> _Instruction_: Where a line contains the word "content", copy that line in full.
================
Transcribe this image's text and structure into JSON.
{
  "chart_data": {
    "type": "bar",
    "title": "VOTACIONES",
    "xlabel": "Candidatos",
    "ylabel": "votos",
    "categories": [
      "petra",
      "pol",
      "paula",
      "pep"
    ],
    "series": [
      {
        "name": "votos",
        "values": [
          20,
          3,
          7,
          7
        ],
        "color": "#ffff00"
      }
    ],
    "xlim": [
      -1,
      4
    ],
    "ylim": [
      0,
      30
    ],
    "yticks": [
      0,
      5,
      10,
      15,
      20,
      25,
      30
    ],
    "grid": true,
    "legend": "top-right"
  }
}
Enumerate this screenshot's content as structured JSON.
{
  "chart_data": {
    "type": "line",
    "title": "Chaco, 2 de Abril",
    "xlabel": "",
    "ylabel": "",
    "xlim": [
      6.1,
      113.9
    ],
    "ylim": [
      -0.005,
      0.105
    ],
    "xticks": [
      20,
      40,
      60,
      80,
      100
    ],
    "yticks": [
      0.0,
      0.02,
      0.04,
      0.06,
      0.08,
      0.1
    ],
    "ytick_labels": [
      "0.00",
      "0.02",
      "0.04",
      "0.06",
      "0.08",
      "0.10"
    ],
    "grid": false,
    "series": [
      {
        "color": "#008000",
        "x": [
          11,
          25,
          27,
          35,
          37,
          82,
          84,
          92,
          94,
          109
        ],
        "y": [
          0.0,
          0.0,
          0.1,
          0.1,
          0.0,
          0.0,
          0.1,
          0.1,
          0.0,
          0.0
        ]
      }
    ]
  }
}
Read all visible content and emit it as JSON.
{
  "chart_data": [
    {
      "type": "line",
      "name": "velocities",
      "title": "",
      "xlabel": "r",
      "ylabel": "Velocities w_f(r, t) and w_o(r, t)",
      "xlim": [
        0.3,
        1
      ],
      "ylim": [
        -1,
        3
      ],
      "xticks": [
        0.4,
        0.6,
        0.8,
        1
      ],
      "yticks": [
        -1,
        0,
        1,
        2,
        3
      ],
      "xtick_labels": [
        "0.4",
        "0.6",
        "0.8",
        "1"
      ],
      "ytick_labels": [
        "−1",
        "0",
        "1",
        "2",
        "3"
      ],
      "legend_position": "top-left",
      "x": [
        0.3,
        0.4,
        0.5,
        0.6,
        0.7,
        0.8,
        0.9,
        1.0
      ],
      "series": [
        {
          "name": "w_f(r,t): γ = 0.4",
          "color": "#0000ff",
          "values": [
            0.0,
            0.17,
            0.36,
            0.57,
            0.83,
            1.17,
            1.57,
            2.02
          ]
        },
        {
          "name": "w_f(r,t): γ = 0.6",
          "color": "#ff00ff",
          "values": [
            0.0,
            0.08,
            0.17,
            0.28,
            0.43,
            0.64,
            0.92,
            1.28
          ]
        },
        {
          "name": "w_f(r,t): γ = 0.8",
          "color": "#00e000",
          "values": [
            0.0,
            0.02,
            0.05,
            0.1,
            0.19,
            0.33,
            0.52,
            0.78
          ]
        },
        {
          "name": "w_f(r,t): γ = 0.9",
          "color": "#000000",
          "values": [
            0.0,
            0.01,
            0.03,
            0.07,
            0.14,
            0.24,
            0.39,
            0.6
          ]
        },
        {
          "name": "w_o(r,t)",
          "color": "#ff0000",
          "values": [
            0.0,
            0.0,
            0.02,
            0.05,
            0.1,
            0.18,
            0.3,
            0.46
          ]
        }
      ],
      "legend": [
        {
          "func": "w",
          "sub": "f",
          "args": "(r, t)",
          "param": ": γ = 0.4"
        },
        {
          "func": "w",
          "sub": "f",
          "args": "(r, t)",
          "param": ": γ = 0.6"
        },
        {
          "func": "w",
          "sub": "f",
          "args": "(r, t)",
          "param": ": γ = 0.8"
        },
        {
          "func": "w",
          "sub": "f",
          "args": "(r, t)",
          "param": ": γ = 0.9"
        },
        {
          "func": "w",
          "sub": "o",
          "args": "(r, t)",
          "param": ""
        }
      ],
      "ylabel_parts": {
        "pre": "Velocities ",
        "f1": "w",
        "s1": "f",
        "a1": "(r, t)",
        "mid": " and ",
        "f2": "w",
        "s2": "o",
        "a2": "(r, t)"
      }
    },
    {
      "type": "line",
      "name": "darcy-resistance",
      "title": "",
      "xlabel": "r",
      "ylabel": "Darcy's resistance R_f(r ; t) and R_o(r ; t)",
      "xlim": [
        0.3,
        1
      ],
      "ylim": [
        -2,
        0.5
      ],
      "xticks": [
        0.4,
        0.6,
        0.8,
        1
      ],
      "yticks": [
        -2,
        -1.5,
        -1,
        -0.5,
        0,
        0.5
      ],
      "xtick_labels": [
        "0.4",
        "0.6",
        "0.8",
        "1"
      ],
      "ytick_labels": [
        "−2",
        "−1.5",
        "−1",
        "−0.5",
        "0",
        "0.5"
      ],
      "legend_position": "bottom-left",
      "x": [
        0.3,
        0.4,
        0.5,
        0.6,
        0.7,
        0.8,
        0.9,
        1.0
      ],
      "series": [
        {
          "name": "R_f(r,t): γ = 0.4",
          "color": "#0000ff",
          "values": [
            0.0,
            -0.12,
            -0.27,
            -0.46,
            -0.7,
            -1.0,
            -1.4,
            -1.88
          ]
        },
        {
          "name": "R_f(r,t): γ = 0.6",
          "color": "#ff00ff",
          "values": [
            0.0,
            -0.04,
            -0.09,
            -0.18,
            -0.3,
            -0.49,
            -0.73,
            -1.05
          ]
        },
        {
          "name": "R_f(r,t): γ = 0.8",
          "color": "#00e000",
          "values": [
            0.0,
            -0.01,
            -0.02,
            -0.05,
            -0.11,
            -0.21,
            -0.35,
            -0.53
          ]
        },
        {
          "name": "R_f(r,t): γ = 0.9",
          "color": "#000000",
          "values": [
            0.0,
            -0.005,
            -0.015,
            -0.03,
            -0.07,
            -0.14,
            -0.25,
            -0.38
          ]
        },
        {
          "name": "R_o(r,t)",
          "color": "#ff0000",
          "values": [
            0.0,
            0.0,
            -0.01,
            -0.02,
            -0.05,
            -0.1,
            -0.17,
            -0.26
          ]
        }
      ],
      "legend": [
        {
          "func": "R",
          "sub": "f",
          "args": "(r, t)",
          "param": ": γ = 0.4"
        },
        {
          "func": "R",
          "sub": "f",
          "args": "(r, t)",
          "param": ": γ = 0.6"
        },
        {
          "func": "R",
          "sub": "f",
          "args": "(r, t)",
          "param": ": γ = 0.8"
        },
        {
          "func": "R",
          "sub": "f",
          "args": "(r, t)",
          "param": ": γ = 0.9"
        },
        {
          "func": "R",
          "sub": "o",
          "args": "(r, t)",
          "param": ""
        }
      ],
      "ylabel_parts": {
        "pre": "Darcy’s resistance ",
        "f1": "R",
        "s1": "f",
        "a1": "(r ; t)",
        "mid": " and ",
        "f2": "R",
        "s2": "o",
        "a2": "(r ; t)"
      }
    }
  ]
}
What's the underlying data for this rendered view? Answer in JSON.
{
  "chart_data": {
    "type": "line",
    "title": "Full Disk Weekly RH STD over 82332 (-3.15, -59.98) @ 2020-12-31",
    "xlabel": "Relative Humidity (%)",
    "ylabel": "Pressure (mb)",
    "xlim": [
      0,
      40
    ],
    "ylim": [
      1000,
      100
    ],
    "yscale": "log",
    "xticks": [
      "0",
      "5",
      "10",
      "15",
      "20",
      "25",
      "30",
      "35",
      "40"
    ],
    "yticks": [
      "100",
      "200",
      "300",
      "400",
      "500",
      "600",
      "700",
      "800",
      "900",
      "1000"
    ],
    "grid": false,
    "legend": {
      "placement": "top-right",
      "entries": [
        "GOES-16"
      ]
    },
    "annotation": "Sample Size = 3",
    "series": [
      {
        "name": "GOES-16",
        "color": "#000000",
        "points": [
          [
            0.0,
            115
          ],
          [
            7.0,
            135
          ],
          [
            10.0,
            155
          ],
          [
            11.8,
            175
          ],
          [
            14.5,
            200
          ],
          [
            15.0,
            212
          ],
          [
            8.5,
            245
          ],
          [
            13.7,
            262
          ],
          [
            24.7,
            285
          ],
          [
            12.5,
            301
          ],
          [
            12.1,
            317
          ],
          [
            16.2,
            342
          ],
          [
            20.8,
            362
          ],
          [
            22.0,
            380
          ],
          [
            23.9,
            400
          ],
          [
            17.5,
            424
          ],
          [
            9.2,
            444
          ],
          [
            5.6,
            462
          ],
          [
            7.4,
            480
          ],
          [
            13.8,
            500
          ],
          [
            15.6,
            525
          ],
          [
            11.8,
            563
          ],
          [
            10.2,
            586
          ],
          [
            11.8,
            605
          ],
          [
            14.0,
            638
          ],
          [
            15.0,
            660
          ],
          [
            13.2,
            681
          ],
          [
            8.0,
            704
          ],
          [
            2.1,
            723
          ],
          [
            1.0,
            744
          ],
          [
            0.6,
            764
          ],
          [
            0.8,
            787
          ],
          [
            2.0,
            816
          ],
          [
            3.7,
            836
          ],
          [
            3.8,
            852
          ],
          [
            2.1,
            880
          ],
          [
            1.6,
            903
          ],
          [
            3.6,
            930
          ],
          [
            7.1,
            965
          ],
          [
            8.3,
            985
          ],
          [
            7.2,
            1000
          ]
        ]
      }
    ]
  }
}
================
> _Full response_:
Enumerate this screenshot's content as structured JSON.
Read all visible content and emit it as JSON.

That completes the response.